Repeat the listing that follows, character for character, minus the pictures.
-- START Supplied data --
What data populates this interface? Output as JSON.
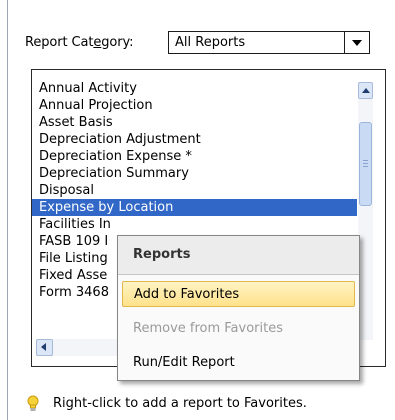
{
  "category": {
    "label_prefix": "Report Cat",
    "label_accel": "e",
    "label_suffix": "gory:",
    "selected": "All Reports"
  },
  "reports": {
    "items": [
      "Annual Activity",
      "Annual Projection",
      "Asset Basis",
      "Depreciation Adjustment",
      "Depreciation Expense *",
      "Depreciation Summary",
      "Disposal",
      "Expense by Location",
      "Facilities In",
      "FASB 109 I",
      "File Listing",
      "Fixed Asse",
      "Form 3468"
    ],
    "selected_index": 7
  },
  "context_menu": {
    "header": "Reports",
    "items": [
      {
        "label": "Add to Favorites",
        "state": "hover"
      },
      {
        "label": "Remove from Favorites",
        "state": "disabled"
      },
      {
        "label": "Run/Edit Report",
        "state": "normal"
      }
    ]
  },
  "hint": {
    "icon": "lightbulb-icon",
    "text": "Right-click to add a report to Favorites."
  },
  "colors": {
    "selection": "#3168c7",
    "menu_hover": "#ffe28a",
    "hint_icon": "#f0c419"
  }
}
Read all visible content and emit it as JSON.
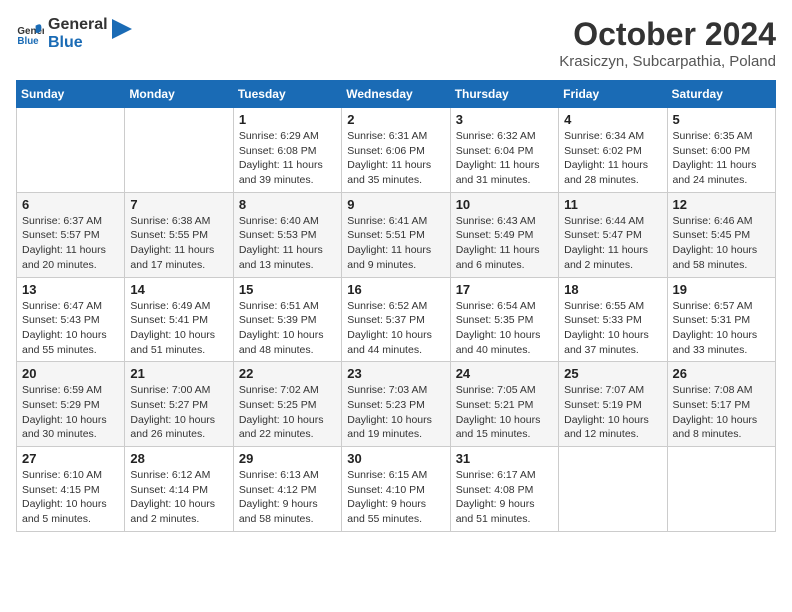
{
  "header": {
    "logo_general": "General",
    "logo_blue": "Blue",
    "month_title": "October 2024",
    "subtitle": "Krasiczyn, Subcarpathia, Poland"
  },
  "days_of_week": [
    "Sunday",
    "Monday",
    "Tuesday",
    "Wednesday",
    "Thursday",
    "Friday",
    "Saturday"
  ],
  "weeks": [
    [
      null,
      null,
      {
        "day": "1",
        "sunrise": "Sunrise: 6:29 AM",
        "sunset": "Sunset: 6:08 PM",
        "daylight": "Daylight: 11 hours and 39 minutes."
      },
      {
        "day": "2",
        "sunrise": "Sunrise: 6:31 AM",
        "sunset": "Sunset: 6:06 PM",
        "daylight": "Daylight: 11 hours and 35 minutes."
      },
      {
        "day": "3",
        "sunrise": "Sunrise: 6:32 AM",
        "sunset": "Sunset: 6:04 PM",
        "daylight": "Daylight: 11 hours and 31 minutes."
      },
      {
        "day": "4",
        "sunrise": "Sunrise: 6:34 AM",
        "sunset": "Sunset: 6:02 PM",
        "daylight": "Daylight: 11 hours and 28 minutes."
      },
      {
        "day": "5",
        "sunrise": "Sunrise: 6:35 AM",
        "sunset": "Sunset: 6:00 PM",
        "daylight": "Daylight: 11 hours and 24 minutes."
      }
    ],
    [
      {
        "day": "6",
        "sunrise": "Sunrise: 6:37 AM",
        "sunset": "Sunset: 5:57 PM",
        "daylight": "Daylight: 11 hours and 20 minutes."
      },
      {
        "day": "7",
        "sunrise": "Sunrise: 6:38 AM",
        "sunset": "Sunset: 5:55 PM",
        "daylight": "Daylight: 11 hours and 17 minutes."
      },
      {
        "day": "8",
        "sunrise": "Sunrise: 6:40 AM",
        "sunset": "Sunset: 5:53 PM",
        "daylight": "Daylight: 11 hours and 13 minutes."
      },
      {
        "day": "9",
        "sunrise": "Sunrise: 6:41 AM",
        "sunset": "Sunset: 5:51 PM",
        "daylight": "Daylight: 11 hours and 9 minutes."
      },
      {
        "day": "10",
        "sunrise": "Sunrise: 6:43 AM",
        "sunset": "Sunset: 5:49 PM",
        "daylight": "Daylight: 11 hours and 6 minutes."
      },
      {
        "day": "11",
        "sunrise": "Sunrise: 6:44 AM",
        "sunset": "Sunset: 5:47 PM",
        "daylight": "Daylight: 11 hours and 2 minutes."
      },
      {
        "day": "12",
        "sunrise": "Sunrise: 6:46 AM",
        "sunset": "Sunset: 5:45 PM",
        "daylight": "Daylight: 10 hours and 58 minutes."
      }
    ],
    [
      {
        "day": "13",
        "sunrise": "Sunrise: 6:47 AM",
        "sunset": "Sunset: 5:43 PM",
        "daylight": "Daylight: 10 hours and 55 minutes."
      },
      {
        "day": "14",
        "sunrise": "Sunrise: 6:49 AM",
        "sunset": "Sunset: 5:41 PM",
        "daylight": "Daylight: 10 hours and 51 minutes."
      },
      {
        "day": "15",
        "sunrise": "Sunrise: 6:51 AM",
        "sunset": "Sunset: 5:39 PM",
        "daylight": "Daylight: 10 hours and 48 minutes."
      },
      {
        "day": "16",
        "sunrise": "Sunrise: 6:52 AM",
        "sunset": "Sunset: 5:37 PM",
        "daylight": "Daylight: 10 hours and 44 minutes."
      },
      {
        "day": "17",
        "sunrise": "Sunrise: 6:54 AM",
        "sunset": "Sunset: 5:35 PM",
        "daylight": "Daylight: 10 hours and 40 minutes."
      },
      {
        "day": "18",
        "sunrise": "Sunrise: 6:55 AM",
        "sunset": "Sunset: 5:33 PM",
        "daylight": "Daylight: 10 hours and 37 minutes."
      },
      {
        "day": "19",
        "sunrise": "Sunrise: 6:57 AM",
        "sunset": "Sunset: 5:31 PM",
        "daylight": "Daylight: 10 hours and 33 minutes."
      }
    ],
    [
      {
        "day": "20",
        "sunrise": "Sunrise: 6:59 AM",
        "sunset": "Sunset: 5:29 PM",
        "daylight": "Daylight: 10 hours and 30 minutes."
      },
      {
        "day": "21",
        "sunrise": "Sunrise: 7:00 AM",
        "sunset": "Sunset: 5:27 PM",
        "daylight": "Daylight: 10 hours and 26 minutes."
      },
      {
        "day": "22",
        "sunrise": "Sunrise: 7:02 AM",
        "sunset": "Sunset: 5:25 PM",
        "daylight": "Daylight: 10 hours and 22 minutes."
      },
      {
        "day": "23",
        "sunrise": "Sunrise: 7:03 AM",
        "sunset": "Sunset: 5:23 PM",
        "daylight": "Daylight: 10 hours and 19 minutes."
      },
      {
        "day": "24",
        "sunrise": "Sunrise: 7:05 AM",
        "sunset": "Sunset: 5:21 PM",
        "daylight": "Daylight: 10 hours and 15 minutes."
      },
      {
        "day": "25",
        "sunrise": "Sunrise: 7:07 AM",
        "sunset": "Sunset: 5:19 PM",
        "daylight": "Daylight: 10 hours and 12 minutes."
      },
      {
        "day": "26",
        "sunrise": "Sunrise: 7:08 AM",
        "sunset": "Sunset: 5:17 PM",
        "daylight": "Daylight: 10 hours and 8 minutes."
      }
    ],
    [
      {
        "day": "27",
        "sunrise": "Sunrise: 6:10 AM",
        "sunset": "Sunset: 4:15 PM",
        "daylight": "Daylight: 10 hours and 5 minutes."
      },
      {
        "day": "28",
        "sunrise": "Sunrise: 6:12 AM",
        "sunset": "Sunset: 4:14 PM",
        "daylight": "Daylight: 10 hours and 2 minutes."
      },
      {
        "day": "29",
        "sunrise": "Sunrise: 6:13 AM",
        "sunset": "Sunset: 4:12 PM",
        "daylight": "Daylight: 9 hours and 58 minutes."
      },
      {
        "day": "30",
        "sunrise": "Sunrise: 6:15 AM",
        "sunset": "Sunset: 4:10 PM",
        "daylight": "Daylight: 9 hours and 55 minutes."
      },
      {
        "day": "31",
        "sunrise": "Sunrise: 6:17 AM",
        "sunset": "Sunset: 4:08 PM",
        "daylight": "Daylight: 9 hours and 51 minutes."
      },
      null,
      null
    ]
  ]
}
-- END Supplied data --
Written solution:
What data populates this interface? Output as JSON.
{
  "category": {
    "label_prefix": "Report Cat",
    "label_accel": "e",
    "label_suffix": "gory:",
    "selected": "All Reports"
  },
  "reports": {
    "items": [
      "Annual Activity",
      "Annual Projection",
      "Asset Basis",
      "Depreciation Adjustment",
      "Depreciation Expense *",
      "Depreciation Summary",
      "Disposal",
      "Expense by Location",
      "Facilities In",
      "FASB 109 I",
      "File Listing",
      "Fixed Asse",
      "Form 3468"
    ],
    "selected_index": 7
  },
  "context_menu": {
    "header": "Reports",
    "items": [
      {
        "label": "Add to Favorites",
        "state": "hover"
      },
      {
        "label": "Remove from Favorites",
        "state": "disabled"
      },
      {
        "label": "Run/Edit Report",
        "state": "normal"
      }
    ]
  },
  "hint": {
    "icon": "lightbulb-icon",
    "text": "Right-click to add a report to Favorites."
  },
  "colors": {
    "selection": "#3168c7",
    "menu_hover": "#ffe28a",
    "hint_icon": "#f0c419"
  }
}
Read all visible content and emit it as JSON.
{
  "header": {
    "logo_general": "General",
    "logo_blue": "Blue",
    "month_title": "October 2024",
    "subtitle": "Krasiczyn, Subcarpathia, Poland"
  },
  "days_of_week": [
    "Sunday",
    "Monday",
    "Tuesday",
    "Wednesday",
    "Thursday",
    "Friday",
    "Saturday"
  ],
  "weeks": [
    [
      null,
      null,
      {
        "day": "1",
        "sunrise": "Sunrise: 6:29 AM",
        "sunset": "Sunset: 6:08 PM",
        "daylight": "Daylight: 11 hours and 39 minutes."
      },
      {
        "day": "2",
        "sunrise": "Sunrise: 6:31 AM",
        "sunset": "Sunset: 6:06 PM",
        "daylight": "Daylight: 11 hours and 35 minutes."
      },
      {
        "day": "3",
        "sunrise": "Sunrise: 6:32 AM",
        "sunset": "Sunset: 6:04 PM",
        "daylight": "Daylight: 11 hours and 31 minutes."
      },
      {
        "day": "4",
        "sunrise": "Sunrise: 6:34 AM",
        "sunset": "Sunset: 6:02 PM",
        "daylight": "Daylight: 11 hours and 28 minutes."
      },
      {
        "day": "5",
        "sunrise": "Sunrise: 6:35 AM",
        "sunset": "Sunset: 6:00 PM",
        "daylight": "Daylight: 11 hours and 24 minutes."
      }
    ],
    [
      {
        "day": "6",
        "sunrise": "Sunrise: 6:37 AM",
        "sunset": "Sunset: 5:57 PM",
        "daylight": "Daylight: 11 hours and 20 minutes."
      },
      {
        "day": "7",
        "sunrise": "Sunrise: 6:38 AM",
        "sunset": "Sunset: 5:55 PM",
        "daylight": "Daylight: 11 hours and 17 minutes."
      },
      {
        "day": "8",
        "sunrise": "Sunrise: 6:40 AM",
        "sunset": "Sunset: 5:53 PM",
        "daylight": "Daylight: 11 hours and 13 minutes."
      },
      {
        "day": "9",
        "sunrise": "Sunrise: 6:41 AM",
        "sunset": "Sunset: 5:51 PM",
        "daylight": "Daylight: 11 hours and 9 minutes."
      },
      {
        "day": "10",
        "sunrise": "Sunrise: 6:43 AM",
        "sunset": "Sunset: 5:49 PM",
        "daylight": "Daylight: 11 hours and 6 minutes."
      },
      {
        "day": "11",
        "sunrise": "Sunrise: 6:44 AM",
        "sunset": "Sunset: 5:47 PM",
        "daylight": "Daylight: 11 hours and 2 minutes."
      },
      {
        "day": "12",
        "sunrise": "Sunrise: 6:46 AM",
        "sunset": "Sunset: 5:45 PM",
        "daylight": "Daylight: 10 hours and 58 minutes."
      }
    ],
    [
      {
        "day": "13",
        "sunrise": "Sunrise: 6:47 AM",
        "sunset": "Sunset: 5:43 PM",
        "daylight": "Daylight: 10 hours and 55 minutes."
      },
      {
        "day": "14",
        "sunrise": "Sunrise: 6:49 AM",
        "sunset": "Sunset: 5:41 PM",
        "daylight": "Daylight: 10 hours and 51 minutes."
      },
      {
        "day": "15",
        "sunrise": "Sunrise: 6:51 AM",
        "sunset": "Sunset: 5:39 PM",
        "daylight": "Daylight: 10 hours and 48 minutes."
      },
      {
        "day": "16",
        "sunrise": "Sunrise: 6:52 AM",
        "sunset": "Sunset: 5:37 PM",
        "daylight": "Daylight: 10 hours and 44 minutes."
      },
      {
        "day": "17",
        "sunrise": "Sunrise: 6:54 AM",
        "sunset": "Sunset: 5:35 PM",
        "daylight": "Daylight: 10 hours and 40 minutes."
      },
      {
        "day": "18",
        "sunrise": "Sunrise: 6:55 AM",
        "sunset": "Sunset: 5:33 PM",
        "daylight": "Daylight: 10 hours and 37 minutes."
      },
      {
        "day": "19",
        "sunrise": "Sunrise: 6:57 AM",
        "sunset": "Sunset: 5:31 PM",
        "daylight": "Daylight: 10 hours and 33 minutes."
      }
    ],
    [
      {
        "day": "20",
        "sunrise": "Sunrise: 6:59 AM",
        "sunset": "Sunset: 5:29 PM",
        "daylight": "Daylight: 10 hours and 30 minutes."
      },
      {
        "day": "21",
        "sunrise": "Sunrise: 7:00 AM",
        "sunset": "Sunset: 5:27 PM",
        "daylight": "Daylight: 10 hours and 26 minutes."
      },
      {
        "day": "22",
        "sunrise": "Sunrise: 7:02 AM",
        "sunset": "Sunset: 5:25 PM",
        "daylight": "Daylight: 10 hours and 22 minutes."
      },
      {
        "day": "23",
        "sunrise": "Sunrise: 7:03 AM",
        "sunset": "Sunset: 5:23 PM",
        "daylight": "Daylight: 10 hours and 19 minutes."
      },
      {
        "day": "24",
        "sunrise": "Sunrise: 7:05 AM",
        "sunset": "Sunset: 5:21 PM",
        "daylight": "Daylight: 10 hours and 15 minutes."
      },
      {
        "day": "25",
        "sunrise": "Sunrise: 7:07 AM",
        "sunset": "Sunset: 5:19 PM",
        "daylight": "Daylight: 10 hours and 12 minutes."
      },
      {
        "day": "26",
        "sunrise": "Sunrise: 7:08 AM",
        "sunset": "Sunset: 5:17 PM",
        "daylight": "Daylight: 10 hours and 8 minutes."
      }
    ],
    [
      {
        "day": "27",
        "sunrise": "Sunrise: 6:10 AM",
        "sunset": "Sunset: 4:15 PM",
        "daylight": "Daylight: 10 hours and 5 minutes."
      },
      {
        "day": "28",
        "sunrise": "Sunrise: 6:12 AM",
        "sunset": "Sunset: 4:14 PM",
        "daylight": "Daylight: 10 hours and 2 minutes."
      },
      {
        "day": "29",
        "sunrise": "Sunrise: 6:13 AM",
        "sunset": "Sunset: 4:12 PM",
        "daylight": "Daylight: 9 hours and 58 minutes."
      },
      {
        "day": "30",
        "sunrise": "Sunrise: 6:15 AM",
        "sunset": "Sunset: 4:10 PM",
        "daylight": "Daylight: 9 hours and 55 minutes."
      },
      {
        "day": "31",
        "sunrise": "Sunrise: 6:17 AM",
        "sunset": "Sunset: 4:08 PM",
        "daylight": "Daylight: 9 hours and 51 minutes."
      },
      null,
      null
    ]
  ]
}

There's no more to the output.